Work to do:
Copy out every record below with complete accuracy.
>> begin
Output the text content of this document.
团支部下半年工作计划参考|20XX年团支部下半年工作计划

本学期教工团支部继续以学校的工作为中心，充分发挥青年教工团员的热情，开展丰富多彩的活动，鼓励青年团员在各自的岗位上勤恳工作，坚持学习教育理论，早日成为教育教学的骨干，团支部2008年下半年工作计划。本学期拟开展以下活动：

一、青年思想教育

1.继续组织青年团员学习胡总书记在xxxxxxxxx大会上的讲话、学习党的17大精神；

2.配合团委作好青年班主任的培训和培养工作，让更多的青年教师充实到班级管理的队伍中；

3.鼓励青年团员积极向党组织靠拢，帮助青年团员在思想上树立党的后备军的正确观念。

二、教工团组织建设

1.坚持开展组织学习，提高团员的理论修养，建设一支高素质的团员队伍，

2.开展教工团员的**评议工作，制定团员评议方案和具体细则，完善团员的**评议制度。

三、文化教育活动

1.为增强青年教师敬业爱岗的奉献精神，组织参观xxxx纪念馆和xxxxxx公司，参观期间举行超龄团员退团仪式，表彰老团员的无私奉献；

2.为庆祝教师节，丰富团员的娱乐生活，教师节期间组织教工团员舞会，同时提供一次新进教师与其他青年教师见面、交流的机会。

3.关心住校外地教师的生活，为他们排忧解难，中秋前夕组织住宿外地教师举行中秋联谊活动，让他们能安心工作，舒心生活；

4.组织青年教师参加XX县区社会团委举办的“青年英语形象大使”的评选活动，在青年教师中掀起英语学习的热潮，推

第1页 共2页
>> end
Exercise output:
Output the text content of this document.
团支部下半年工作计划参考|20XX年团支部下半年工作计划

本学期教工团支部继续以学校的工作为中心，充分发挥青年教工团员的热情，开展丰富多彩的活动，鼓励青年团员在各自的岗位上勤恳工作，坚持学习教育理论，早日成为教育教学的骨干，团支部2008年下半年工作计划。本学期拟开展以下活动：

一、青年思想教育

1.继续组织青年团员学习胡总书记在xxxxxxxxx大会上的讲话、学习党的17大精神；

2.配合团委作好青年班主任的培训和培养工作，让更多的青年教师充实到班级管理的队伍中；

3.鼓励青年团员积极向党组织靠拢，帮助青年团员在思想上树立党的后备军的正确观念。

二、教工团组织建设

1.坚持开展组织学习，提高团员的理论修养，建设一支高素质的团员队伍，

2.开展教工团员的**评议工作，制定团员评议方案和具体细则，完善团员的**评议制度。

三、文化教育活动

1.为增强青年教师敬业爱岗的奉献精神，组织参观xxxx纪念馆和xxxxxx公司，参观期间举行超龄团员退团仪式，表彰老团员的无私奉献；

2.为庆祝教师节，丰富团员的娱乐生活，教师节期间组织教工团员舞会，同时提供一次新进教师与其他青年教师见面、交流的机会。

3.关心住校外地教师的生活，为他们排忧解难，中秋前夕组织住宿外地教师举行中秋联谊活动，让他们能安心工作，舒心生活；

4.组织青年教师参加XX县区社会团委举办的“青年英语形象大使”的评选活动，在青年教师中掀起英语学习的热潮，推

第1页 共2页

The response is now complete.